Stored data
•••
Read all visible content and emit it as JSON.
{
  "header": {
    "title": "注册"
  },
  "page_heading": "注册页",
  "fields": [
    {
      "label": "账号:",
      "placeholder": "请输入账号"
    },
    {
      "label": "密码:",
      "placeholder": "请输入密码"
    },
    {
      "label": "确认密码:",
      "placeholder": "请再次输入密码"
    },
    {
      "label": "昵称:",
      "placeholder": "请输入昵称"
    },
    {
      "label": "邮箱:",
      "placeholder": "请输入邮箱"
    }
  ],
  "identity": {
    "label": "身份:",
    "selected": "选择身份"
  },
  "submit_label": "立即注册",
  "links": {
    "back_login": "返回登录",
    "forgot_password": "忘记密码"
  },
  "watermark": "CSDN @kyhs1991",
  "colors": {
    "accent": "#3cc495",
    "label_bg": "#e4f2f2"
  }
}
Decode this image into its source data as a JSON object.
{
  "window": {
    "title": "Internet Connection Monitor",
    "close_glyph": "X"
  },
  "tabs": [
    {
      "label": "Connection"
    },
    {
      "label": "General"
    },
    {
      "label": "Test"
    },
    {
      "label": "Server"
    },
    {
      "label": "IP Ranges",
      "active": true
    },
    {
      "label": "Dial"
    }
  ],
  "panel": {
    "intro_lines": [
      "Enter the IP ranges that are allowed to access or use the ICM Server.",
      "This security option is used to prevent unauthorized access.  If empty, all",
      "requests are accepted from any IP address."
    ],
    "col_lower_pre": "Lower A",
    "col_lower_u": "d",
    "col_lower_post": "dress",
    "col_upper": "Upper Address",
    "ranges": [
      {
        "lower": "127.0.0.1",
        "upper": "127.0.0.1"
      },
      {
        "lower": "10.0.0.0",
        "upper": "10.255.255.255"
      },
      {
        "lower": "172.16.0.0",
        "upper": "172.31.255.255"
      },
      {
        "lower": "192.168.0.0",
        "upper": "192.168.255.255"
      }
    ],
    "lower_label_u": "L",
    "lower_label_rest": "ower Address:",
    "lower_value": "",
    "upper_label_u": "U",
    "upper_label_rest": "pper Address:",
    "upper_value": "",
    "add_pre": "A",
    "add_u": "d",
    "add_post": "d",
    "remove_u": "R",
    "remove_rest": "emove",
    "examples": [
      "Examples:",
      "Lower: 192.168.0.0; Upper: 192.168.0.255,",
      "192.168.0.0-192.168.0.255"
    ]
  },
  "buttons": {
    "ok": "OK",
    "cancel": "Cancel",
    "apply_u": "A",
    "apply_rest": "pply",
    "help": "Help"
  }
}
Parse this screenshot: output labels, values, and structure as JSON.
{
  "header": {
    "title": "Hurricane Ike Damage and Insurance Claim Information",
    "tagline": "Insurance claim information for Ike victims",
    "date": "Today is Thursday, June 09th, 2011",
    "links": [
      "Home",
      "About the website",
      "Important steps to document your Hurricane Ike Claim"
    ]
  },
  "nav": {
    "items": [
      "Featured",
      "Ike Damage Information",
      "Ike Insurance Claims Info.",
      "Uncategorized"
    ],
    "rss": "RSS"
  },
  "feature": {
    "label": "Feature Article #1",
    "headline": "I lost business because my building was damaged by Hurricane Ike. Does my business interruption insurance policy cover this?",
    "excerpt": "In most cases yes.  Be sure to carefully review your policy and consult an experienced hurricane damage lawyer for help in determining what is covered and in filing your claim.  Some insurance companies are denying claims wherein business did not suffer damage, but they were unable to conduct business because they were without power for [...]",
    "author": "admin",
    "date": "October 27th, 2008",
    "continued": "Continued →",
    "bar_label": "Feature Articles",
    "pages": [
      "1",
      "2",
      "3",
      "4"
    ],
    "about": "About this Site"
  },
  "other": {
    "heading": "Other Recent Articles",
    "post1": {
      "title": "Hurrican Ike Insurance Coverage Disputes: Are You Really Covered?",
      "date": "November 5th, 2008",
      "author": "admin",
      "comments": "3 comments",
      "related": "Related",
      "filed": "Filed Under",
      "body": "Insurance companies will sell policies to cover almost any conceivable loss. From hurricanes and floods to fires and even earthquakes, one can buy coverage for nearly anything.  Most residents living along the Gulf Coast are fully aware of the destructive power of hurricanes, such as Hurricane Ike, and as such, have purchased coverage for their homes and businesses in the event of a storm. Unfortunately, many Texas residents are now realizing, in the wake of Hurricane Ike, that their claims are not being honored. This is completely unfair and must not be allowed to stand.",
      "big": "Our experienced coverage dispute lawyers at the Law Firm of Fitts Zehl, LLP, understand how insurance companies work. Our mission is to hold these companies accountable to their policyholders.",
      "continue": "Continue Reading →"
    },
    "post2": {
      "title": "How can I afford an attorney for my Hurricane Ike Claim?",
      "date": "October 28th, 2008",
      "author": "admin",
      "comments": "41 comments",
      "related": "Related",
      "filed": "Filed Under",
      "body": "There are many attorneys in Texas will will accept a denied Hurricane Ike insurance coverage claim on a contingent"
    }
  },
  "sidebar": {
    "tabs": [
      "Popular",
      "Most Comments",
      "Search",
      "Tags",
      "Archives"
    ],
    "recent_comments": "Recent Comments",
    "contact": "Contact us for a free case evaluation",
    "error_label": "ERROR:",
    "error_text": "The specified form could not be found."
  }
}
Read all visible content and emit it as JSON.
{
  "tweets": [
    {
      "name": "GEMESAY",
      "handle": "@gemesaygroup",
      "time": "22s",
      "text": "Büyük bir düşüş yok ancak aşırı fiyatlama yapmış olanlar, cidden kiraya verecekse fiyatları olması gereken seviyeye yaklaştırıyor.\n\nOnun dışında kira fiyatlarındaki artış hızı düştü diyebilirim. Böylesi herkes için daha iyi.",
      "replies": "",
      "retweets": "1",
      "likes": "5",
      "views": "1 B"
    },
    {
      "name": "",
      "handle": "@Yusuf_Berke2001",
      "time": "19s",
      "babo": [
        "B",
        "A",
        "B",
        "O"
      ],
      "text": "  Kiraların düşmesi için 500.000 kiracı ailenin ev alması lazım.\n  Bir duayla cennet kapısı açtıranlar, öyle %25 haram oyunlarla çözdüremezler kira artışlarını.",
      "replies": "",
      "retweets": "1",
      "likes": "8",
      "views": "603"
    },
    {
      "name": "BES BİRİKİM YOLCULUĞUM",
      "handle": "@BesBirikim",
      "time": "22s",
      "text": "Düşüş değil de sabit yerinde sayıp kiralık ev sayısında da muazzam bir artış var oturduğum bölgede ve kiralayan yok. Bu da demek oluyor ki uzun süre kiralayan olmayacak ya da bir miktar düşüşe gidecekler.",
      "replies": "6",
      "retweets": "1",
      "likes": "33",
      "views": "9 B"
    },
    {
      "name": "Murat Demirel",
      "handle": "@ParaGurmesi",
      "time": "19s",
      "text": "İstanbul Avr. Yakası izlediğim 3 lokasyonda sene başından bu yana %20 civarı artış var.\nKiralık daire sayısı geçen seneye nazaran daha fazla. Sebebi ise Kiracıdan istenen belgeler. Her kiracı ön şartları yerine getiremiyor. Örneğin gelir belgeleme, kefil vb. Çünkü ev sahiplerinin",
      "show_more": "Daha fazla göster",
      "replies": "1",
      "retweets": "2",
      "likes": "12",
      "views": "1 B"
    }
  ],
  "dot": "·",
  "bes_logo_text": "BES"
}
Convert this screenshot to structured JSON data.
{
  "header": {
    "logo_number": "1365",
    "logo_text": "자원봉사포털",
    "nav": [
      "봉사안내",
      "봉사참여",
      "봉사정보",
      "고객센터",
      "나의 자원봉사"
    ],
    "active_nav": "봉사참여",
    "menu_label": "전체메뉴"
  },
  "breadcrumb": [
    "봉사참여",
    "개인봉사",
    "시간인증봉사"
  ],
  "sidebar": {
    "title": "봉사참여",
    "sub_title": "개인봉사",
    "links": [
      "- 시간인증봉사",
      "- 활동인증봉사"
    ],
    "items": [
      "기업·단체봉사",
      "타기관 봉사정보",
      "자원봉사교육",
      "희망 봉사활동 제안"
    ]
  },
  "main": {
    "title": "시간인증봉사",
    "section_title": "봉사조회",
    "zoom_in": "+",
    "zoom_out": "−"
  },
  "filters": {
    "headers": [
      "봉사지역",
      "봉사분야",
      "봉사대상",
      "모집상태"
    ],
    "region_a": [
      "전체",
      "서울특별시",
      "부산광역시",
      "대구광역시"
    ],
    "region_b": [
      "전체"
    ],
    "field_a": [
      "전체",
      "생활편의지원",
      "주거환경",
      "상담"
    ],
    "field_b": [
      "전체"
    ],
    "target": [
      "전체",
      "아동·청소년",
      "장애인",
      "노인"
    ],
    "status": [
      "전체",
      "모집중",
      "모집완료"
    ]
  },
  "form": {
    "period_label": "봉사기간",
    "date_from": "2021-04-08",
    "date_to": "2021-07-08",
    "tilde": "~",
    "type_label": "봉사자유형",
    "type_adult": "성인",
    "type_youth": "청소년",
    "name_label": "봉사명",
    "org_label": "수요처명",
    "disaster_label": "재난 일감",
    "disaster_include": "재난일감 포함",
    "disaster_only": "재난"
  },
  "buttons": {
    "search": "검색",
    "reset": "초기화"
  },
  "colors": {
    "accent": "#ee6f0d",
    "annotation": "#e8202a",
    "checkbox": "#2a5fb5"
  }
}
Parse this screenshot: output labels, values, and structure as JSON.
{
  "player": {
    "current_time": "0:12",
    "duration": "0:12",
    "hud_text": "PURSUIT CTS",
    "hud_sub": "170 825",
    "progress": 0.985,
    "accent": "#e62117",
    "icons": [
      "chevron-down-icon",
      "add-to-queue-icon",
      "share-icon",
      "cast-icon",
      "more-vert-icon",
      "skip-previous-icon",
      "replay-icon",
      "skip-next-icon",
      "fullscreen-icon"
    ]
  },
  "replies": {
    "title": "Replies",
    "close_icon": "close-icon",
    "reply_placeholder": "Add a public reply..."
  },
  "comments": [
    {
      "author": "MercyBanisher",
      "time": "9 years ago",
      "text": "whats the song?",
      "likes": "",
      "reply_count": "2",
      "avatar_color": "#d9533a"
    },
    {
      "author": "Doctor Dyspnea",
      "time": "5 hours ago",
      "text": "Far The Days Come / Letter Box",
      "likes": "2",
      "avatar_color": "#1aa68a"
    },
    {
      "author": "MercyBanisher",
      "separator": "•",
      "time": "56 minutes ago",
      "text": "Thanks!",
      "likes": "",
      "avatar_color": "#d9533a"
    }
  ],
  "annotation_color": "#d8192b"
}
•••
Of the lines in this data, how many contain "likes"? Reply with only the number.

### Task solution
7